**** LÍNEAS PROPORCIONADAS

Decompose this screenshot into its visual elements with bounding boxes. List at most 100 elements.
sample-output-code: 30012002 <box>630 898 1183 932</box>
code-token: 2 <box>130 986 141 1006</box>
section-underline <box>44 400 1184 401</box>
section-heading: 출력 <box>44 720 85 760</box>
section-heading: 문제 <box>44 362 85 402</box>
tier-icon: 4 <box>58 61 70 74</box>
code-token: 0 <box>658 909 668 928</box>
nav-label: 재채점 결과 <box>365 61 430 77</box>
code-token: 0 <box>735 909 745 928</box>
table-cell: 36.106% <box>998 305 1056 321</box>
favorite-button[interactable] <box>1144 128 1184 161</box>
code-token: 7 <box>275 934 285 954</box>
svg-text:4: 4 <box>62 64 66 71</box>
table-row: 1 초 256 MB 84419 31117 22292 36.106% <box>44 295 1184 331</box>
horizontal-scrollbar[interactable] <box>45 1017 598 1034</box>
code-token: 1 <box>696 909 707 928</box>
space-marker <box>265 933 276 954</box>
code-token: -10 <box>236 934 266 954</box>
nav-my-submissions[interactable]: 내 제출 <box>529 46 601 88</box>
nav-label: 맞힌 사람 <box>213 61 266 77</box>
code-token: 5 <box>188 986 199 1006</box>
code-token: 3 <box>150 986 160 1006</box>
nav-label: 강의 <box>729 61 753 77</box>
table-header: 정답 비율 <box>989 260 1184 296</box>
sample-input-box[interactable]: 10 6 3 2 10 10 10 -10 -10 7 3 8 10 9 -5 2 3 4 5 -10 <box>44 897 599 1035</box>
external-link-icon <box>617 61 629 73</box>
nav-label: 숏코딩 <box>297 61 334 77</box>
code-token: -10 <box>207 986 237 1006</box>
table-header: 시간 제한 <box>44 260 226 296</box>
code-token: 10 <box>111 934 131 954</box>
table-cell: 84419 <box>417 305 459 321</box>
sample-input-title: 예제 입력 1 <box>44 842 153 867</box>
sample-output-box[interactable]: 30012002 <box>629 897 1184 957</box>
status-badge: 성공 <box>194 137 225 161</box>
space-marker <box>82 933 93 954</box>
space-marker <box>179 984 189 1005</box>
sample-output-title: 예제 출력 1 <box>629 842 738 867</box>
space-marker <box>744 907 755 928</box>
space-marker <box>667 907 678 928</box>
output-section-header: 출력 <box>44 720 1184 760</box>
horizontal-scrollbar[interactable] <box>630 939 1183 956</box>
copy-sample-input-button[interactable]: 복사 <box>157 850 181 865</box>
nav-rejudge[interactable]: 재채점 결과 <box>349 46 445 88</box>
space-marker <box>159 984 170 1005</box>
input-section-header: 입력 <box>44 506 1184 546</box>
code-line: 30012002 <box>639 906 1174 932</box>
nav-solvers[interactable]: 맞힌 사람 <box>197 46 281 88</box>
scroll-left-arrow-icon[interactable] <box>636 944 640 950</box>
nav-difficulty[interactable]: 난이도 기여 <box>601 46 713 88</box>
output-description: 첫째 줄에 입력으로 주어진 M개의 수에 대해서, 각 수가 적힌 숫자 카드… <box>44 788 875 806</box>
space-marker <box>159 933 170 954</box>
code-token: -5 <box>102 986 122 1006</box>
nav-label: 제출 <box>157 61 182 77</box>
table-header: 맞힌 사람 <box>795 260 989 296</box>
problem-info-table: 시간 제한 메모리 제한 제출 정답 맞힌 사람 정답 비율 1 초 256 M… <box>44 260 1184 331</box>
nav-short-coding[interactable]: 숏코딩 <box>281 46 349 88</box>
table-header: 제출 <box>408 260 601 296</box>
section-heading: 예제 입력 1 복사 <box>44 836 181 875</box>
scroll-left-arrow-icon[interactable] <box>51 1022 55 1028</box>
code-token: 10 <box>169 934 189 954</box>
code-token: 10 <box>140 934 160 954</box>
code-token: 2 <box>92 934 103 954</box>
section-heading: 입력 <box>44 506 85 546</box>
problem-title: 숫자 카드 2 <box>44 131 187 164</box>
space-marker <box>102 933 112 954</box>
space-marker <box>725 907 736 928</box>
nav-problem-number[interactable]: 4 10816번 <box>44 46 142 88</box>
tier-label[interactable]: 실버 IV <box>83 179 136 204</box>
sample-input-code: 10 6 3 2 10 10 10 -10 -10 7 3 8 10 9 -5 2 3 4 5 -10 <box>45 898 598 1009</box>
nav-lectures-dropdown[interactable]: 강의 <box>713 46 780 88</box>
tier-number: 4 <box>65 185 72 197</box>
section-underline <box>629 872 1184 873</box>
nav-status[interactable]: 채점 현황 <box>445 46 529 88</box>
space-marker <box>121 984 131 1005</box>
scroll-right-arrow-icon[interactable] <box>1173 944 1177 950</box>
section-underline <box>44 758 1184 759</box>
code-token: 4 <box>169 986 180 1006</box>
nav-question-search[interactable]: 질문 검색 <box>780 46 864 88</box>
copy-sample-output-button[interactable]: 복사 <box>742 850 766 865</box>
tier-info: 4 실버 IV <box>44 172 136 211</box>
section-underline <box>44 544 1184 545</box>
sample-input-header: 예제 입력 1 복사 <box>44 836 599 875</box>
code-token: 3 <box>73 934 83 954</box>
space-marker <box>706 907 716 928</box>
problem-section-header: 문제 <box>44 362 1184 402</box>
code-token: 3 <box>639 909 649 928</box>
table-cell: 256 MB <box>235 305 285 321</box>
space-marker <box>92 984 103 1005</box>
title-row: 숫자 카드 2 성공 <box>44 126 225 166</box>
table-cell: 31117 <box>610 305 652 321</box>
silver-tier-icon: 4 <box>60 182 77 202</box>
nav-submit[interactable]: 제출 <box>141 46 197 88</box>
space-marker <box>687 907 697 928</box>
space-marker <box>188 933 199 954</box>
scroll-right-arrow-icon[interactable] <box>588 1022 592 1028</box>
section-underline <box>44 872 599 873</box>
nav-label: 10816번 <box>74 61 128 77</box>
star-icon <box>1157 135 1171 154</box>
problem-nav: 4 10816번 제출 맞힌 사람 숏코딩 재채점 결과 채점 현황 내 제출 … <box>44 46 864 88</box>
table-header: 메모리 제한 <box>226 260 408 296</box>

********

== DESCRIPCIÓN DE LA TAREA ==
Reproduce todas las líneas anteriores sin modificar ningún carácter.

== SALIDA ==
Decompose this screenshot into its visual elements with bounding boxes. List at most 100 elements.
sample-output-code: 30012002 <box>630 898 1183 932</box>
code-token: 2 <box>130 986 141 1006</box>
section-underline <box>44 400 1184 401</box>
section-heading: 출력 <box>44 720 85 760</box>
section-heading: 문제 <box>44 362 85 402</box>
tier-icon: 4 <box>58 61 70 74</box>
code-token: 0 <box>658 909 668 928</box>
nav-label: 재채점 결과 <box>365 61 430 77</box>
code-token: 0 <box>735 909 745 928</box>
table-cell: 36.106% <box>998 305 1056 321</box>
favorite-button[interactable] <box>1144 128 1184 161</box>
code-token: 7 <box>275 934 285 954</box>
svg-text:4: 4 <box>62 64 66 71</box>
table-row: 1 초 256 MB 84419 31117 22292 36.106% <box>44 295 1184 331</box>
horizontal-scrollbar[interactable] <box>45 1017 598 1034</box>
code-token: 1 <box>696 909 707 928</box>
space-marker <box>265 933 276 954</box>
code-token: -10 <box>236 934 266 954</box>
nav-my-submissions[interactable]: 내 제출 <box>529 46 601 88</box>
nav-label: 맞힌 사람 <box>213 61 266 77</box>
code-token: 5 <box>188 986 199 1006</box>
code-token: 3 <box>150 986 160 1006</box>
nav-label: 강의 <box>729 61 753 77</box>
table-header: 정답 비율 <box>989 260 1184 296</box>
sample-input-box[interactable]: 10 6 3 2 10 10 10 -10 -10 7 3 8 10 9 -5 2 3 4 5 -10 <box>44 897 599 1035</box>
external-link-icon <box>617 61 629 73</box>
nav-label: 숏코딩 <box>297 61 334 77</box>
code-token: -10 <box>207 986 237 1006</box>
table-header: 시간 제한 <box>44 260 226 296</box>
code-token: 10 <box>111 934 131 954</box>
table-cell: 84419 <box>417 305 459 321</box>
sample-input-title: 예제 입력 1 <box>44 842 153 867</box>
sample-output-box[interactable]: 30012002 <box>629 897 1184 957</box>
status-badge: 성공 <box>194 137 225 161</box>
space-marker <box>82 933 93 954</box>
space-marker <box>179 984 189 1005</box>
sample-output-title: 예제 출력 1 <box>629 842 738 867</box>
space-marker <box>744 907 755 928</box>
space-marker <box>667 907 678 928</box>
output-section-header: 출력 <box>44 720 1184 760</box>
horizontal-scrollbar[interactable] <box>630 939 1183 956</box>
copy-sample-input-button[interactable]: 복사 <box>157 850 181 865</box>
nav-rejudge[interactable]: 재채점 결과 <box>349 46 445 88</box>
space-marker <box>159 984 170 1005</box>
input-section-header: 입력 <box>44 506 1184 546</box>
code-line: 30012002 <box>639 906 1174 932</box>
nav-solvers[interactable]: 맞힌 사람 <box>197 46 281 88</box>
scroll-left-arrow-icon[interactable] <box>636 944 640 950</box>
nav-difficulty[interactable]: 난이도 기여 <box>601 46 713 88</box>
output-description: 첫째 줄에 입력으로 주어진 M개의 수에 대해서, 각 수가 적힌 숫자 카드… <box>44 788 875 806</box>
space-marker <box>159 933 170 954</box>
code-token: -5 <box>102 986 122 1006</box>
nav-label: 제출 <box>157 61 182 77</box>
table-header: 맞힌 사람 <box>795 260 989 296</box>
problem-info-table: 시간 제한 메모리 제한 제출 정답 맞힌 사람 정답 비율 1 초 256 M… <box>44 260 1184 331</box>
nav-short-coding[interactable]: 숏코딩 <box>281 46 349 88</box>
table-header: 제출 <box>408 260 601 296</box>
section-heading: 예제 입력 1 복사 <box>44 836 181 875</box>
scroll-left-arrow-icon[interactable] <box>51 1022 55 1028</box>
code-token: 10 <box>169 934 189 954</box>
code-token: 10 <box>140 934 160 954</box>
code-token: 2 <box>92 934 103 954</box>
section-heading: 입력 <box>44 506 85 546</box>
problem-title: 숫자 카드 2 <box>44 131 187 164</box>
space-marker <box>102 933 112 954</box>
space-marker <box>725 907 736 928</box>
nav-problem-number[interactable]: 4 10816번 <box>44 46 142 88</box>
tier-label[interactable]: 실버 IV <box>83 179 136 204</box>
sample-input-code: 10 6 3 2 10 10 10 -10 -10 7 3 8 10 9 -5 2 3 4 5 -10 <box>45 898 598 1009</box>
nav-lectures-dropdown[interactable]: 강의 <box>713 46 780 88</box>
tier-number: 4 <box>65 185 72 197</box>
section-underline <box>629 872 1184 873</box>
nav-status[interactable]: 채점 현황 <box>445 46 529 88</box>
space-marker <box>121 984 131 1005</box>
scroll-right-arrow-icon[interactable] <box>1173 944 1177 950</box>
section-underline <box>44 758 1184 759</box>
code-token: 4 <box>169 986 180 1006</box>
nav-question-search[interactable]: 질문 검색 <box>780 46 864 88</box>
copy-sample-output-button[interactable]: 복사 <box>742 850 766 865</box>
tier-info: 4 실버 IV <box>44 172 136 211</box>
section-underline <box>44 544 1184 545</box>
sample-input-header: 예제 입력 1 복사 <box>44 836 599 875</box>
code-token: 3 <box>73 934 83 954</box>
space-marker <box>706 907 716 928</box>
problem-section-header: 문제 <box>44 362 1184 402</box>
code-token: 3 <box>639 909 649 928</box>
table-cell: 256 MB <box>235 305 285 321</box>
space-marker <box>92 984 103 1005</box>
title-row: 숫자 카드 2 성공 <box>44 126 225 166</box>
table-cell: 31117 <box>610 305 652 321</box>
silver-tier-icon: 4 <box>60 182 77 202</box>
nav-submit[interactable]: 제출 <box>141 46 197 88</box>
space-marker <box>687 907 697 928</box>
space-marker <box>188 933 199 954</box>
scroll-right-arrow-icon[interactable] <box>588 1022 592 1028</box>
section-underline <box>44 872 599 873</box>
nav-label: 10816번 <box>74 61 128 77</box>
star-icon <box>1157 135 1171 154</box>
problem-nav: 4 10816번 제출 맞힌 사람 숏코딩 재채점 결과 채점 현황 내 제출 … <box>44 46 864 88</box>
table-header: 메모리 제한 <box>226 260 408 296</box>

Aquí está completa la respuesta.